» WHAT THE TASK ASKS
Copy every one of the records below word for word, without changing anything.
── PROVIDED DATA ──
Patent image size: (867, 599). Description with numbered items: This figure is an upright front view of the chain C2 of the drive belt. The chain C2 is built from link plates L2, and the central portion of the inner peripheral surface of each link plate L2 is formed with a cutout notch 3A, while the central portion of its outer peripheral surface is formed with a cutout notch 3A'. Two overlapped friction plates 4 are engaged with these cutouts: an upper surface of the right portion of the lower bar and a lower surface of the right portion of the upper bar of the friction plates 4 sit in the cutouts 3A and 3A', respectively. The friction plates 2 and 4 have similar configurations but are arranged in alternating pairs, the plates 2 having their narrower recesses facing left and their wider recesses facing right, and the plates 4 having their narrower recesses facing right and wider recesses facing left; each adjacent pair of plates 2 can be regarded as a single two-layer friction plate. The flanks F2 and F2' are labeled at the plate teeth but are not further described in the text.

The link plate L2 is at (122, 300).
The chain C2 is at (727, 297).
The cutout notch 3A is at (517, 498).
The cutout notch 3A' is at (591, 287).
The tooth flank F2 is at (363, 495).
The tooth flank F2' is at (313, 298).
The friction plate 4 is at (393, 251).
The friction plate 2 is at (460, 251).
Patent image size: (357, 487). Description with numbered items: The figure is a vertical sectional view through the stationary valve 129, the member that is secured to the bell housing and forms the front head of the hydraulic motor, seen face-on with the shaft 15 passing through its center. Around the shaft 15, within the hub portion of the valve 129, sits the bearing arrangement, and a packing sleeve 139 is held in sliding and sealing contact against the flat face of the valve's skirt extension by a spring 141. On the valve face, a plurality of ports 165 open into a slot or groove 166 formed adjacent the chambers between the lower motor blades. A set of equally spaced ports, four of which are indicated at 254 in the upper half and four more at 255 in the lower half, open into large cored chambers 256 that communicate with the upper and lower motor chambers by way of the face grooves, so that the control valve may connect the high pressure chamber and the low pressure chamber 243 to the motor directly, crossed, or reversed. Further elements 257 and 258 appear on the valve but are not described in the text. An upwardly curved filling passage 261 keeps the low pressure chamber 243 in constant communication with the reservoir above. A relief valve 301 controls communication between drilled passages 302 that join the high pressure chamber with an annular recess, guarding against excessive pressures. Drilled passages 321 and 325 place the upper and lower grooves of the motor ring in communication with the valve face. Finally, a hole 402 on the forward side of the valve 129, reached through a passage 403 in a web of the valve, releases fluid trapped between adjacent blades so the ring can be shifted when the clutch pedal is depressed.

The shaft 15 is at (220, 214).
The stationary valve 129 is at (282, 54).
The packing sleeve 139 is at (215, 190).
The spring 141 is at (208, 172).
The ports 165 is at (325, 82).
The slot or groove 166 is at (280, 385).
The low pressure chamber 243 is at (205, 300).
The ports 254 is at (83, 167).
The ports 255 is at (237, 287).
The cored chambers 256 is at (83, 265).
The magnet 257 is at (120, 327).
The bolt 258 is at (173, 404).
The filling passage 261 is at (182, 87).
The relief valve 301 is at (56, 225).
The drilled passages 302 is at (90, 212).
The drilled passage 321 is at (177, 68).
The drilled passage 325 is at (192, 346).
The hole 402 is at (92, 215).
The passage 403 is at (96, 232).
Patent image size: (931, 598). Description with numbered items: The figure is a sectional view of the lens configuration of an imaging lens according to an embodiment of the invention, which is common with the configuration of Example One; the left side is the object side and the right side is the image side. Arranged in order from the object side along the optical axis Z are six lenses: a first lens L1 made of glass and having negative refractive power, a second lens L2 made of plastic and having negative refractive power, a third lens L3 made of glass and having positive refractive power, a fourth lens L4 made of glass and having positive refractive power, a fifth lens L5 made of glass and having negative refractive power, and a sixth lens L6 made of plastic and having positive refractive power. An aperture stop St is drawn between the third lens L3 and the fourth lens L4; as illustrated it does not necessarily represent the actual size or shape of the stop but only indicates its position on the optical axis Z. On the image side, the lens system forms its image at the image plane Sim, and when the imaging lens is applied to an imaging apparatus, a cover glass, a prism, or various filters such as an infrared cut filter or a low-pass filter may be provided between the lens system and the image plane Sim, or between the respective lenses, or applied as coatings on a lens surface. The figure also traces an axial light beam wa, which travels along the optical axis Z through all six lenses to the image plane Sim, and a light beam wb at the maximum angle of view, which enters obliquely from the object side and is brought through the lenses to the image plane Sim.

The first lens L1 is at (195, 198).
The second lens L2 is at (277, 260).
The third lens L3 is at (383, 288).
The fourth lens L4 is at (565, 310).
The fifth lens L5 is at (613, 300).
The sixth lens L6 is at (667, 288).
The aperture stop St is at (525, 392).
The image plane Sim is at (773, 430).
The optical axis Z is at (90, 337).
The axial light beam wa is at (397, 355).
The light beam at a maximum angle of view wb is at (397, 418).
───
» EXERCISE RESULT
Patent image size: (867, 599). Description with numbered items: This figure is an upright front view of the chain C2 of the drive belt. The chain C2 is built from link plates L2, and the central portion of the inner peripheral surface of each link plate L2 is formed with a cutout notch 3A, while the central portion of its outer peripheral surface is formed with a cutout notch 3A'. Two overlapped friction plates 4 are engaged with these cutouts: an upper surface of the right portion of the lower bar and a lower surface of the right portion of the upper bar of the friction plates 4 sit in the cutouts 3A and 3A', respectively. The friction plates 2 and 4 have similar configurations but are arranged in alternating pairs, the plates 2 having their narrower recesses facing left and their wider recesses facing right, and the plates 4 having their narrower recesses facing right and wider recesses facing left; each adjacent pair of plates 2 can be regarded as a single two-layer friction plate. The flanks F2 and F2' are labeled at the plate teeth but are not further described in the text.

The link plate L2 is at (122, 300).
The chain C2 is at (727, 297).
The cutout notch 3A is at (517, 498).
The cutout notch 3A' is at (591, 287).
The tooth flank F2 is at (363, 495).
The tooth flank F2' is at (313, 298).
The friction plate 4 is at (393, 251).
The friction plate 2 is at (460, 251).
Patent image size: (357, 487). Description with numbered items: The figure is a vertical sectional view through the stationary valve 129, the member that is secured to the bell housing and forms the front head of the hydraulic motor, seen face-on with the shaft 15 passing through its center. Around the shaft 15, within the hub portion of the valve 129, sits the bearing arrangement, and a packing sleeve 139 is held in sliding and sealing contact against the flat face of the valve's skirt extension by a spring 141. On the valve face, a plurality of ports 165 open into a slot or groove 166 formed adjacent the chambers between the lower motor blades. A set of equally spaced ports, four of which are indicated at 254 in the upper half and four more at 255 in the lower half, open into large cored chambers 256 that communicate with the upper and lower motor chambers by way of the face grooves, so that the control valve may connect the high pressure chamber and the low pressure chamber 243 to the motor directly, crossed, or reversed. Further elements 257 and 258 appear on the valve but are not described in the text. An upwardly curved filling passage 261 keeps the low pressure chamber 243 in constant communication with the reservoir above. A relief valve 301 controls communication between drilled passages 302 that join the high pressure chamber with an annular recess, guarding against excessive pressures. Drilled passages 321 and 325 place the upper and lower grooves of the motor ring in communication with the valve face. Finally, a hole 402 on the forward side of the valve 129, reached through a passage 403 in a web of the valve, releases fluid trapped between adjacent blades so the ring can be shifted when the clutch pedal is depressed.

The shaft 15 is at (220, 214).
The stationary valve 129 is at (282, 54).
The packing sleeve 139 is at (215, 190).
The spring 141 is at (208, 172).
The ports 165 is at (325, 82).
The slot or groove 166 is at (280, 385).
The low pressure chamber 243 is at (205, 300).
The ports 254 is at (83, 167).
The ports 255 is at (237, 287).
The cored chambers 256 is at (83, 265).
The magnet 257 is at (120, 327).
The bolt 258 is at (173, 404).
The filling passage 261 is at (182, 87).
The relief valve 301 is at (56, 225).
The drilled passages 302 is at (90, 212).
The drilled passage 321 is at (177, 68).
The drilled passage 325 is at (192, 346).
The hole 402 is at (92, 215).
The passage 403 is at (96, 232).
Patent image size: (931, 598). Description with numbered items: The figure is a sectional view of the lens configuration of an imaging lens according to an embodiment of the invention, which is common with the configuration of Example One; the left side is the object side and the right side is the image side. Arranged in order from the object side along the optical axis Z are six lenses: a first lens L1 made of glass and having negative refractive power, a second lens L2 made of plastic and having negative refractive power, a third lens L3 made of glass and having positive refractive power, a fourth lens L4 made of glass and having positive refractive power, a fifth lens L5 made of glass and having negative refractive power, and a sixth lens L6 made of plastic and having positive refractive power. An aperture stop St is drawn between the third lens L3 and the fourth lens L4; as illustrated it does not necessarily represent the actual size or shape of the stop but only indicates its position on the optical axis Z. On the image side, the lens system forms its image at the image plane Sim, and when the imaging lens is applied to an imaging apparatus, a cover glass, a prism, or various filters such as an infrared cut filter or a low-pass filter may be provided between the lens system and the image plane Sim, or between the respective lenses, or applied as coatings on a lens surface. The figure also traces an axial light beam wa, which travels along the optical axis Z through all six lenses to the image plane Sim, and a light beam wb at the maximum angle of view, which enters obliquely from the object side and is brought through the lenses to the image plane Sim.

The first lens L1 is at (195, 198).
The second lens L2 is at (277, 260).
The third lens L3 is at (383, 288).
The fourth lens L4 is at (565, 310).
The fifth lens L5 is at (613, 300).
The sixth lens L6 is at (667, 288).
The aperture stop St is at (525, 392).
The image plane Sim is at (773, 430).
The optical axis Z is at (90, 337).
The axial light beam wa is at (397, 355).
The light beam at a maximum angle of view wb is at (397, 418).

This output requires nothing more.